Provided records ::
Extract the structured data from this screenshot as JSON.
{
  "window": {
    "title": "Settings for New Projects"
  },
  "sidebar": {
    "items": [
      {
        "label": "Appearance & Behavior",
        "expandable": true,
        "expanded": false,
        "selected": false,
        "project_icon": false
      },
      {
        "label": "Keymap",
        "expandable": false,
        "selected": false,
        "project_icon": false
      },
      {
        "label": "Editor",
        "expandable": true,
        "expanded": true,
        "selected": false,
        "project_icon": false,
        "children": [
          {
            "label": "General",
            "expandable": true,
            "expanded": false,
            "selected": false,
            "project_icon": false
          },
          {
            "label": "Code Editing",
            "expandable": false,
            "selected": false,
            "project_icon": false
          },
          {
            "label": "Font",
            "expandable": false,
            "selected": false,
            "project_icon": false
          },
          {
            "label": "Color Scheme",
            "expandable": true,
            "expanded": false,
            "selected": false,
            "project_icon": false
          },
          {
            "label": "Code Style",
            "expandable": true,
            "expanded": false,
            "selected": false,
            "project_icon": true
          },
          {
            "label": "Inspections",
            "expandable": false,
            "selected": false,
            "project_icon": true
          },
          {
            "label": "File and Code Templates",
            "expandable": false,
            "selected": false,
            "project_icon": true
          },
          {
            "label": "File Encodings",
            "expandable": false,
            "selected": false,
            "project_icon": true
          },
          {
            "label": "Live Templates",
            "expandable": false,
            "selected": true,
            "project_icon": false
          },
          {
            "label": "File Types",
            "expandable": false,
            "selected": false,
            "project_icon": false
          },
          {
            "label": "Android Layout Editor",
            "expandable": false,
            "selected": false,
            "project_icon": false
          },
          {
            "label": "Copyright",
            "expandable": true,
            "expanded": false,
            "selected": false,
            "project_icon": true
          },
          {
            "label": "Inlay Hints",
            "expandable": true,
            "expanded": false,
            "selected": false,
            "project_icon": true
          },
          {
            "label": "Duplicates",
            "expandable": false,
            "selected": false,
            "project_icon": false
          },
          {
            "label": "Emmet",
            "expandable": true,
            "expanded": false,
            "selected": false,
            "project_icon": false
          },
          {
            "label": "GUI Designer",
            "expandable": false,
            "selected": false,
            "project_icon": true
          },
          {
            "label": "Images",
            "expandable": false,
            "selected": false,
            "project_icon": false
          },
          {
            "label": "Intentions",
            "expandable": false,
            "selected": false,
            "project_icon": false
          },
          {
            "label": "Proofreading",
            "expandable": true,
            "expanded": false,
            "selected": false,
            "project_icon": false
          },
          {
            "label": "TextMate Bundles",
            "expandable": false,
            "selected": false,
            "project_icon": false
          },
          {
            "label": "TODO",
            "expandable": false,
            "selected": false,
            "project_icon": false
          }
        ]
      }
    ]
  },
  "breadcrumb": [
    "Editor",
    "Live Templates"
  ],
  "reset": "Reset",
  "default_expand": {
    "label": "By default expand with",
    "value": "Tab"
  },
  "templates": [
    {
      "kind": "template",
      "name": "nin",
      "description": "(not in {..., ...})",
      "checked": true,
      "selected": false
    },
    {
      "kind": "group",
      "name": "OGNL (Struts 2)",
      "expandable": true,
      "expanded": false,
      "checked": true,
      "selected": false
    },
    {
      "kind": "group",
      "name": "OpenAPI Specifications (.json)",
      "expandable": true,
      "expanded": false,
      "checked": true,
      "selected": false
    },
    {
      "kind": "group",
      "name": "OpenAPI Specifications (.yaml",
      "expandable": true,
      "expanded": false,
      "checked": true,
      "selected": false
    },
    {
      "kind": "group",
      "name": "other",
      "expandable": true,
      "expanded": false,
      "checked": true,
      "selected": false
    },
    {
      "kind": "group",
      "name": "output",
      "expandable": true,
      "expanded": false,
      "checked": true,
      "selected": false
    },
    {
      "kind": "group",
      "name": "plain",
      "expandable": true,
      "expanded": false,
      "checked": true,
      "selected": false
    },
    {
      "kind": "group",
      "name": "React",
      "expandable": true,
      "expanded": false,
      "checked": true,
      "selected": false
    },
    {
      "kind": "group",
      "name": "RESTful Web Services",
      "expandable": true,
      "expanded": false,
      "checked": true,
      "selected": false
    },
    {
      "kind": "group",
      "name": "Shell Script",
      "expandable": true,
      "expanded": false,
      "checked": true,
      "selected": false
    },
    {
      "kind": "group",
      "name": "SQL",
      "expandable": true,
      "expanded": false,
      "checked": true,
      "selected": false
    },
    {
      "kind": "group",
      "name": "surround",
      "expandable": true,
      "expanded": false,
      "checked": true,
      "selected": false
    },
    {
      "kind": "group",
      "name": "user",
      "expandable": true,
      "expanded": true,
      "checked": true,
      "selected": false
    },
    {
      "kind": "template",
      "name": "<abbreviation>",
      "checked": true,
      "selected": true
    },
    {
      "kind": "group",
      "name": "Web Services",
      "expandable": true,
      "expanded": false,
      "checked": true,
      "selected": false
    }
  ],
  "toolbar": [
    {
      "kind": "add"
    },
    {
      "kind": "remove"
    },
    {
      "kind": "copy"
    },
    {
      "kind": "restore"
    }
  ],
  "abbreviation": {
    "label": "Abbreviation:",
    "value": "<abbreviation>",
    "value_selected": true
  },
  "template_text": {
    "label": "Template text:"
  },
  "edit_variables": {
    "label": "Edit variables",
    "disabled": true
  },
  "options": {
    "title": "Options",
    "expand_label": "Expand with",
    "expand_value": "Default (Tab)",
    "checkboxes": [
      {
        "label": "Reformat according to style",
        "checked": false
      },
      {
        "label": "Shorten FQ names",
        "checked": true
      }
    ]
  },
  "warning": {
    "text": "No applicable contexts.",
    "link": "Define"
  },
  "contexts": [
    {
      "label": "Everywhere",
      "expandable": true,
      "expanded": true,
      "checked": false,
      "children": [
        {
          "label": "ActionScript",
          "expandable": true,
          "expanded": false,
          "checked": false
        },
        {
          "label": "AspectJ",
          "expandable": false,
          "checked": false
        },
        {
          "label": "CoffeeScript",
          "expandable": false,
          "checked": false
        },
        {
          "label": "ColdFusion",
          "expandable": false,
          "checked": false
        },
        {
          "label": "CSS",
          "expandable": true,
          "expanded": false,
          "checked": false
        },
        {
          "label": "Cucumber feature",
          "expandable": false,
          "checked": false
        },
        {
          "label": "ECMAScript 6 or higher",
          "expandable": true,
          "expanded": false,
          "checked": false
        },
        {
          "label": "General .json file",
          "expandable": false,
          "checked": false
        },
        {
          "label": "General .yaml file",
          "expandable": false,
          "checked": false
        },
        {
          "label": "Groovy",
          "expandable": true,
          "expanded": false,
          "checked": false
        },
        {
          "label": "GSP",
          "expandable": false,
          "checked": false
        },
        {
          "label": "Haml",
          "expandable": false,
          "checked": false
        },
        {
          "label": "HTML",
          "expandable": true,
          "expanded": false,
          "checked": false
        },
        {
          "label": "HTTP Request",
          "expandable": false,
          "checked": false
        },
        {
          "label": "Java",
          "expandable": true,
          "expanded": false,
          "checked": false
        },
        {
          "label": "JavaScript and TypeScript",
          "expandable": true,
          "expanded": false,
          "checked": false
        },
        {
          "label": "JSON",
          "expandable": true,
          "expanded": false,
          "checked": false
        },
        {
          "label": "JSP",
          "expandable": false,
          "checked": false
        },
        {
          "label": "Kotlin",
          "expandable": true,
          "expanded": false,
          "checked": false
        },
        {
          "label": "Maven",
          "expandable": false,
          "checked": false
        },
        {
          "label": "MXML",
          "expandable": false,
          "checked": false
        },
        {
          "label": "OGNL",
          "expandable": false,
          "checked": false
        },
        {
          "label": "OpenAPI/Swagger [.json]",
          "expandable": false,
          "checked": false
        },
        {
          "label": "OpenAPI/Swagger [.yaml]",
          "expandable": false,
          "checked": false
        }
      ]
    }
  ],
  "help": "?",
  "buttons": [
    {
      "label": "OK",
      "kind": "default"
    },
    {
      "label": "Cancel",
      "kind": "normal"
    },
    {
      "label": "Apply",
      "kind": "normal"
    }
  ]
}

Aim :: Copy every line of the records above that holds the word "General".

Exercise output ::
            "label": "General",
          "label": "General .json file",
          "label": "General .yaml file",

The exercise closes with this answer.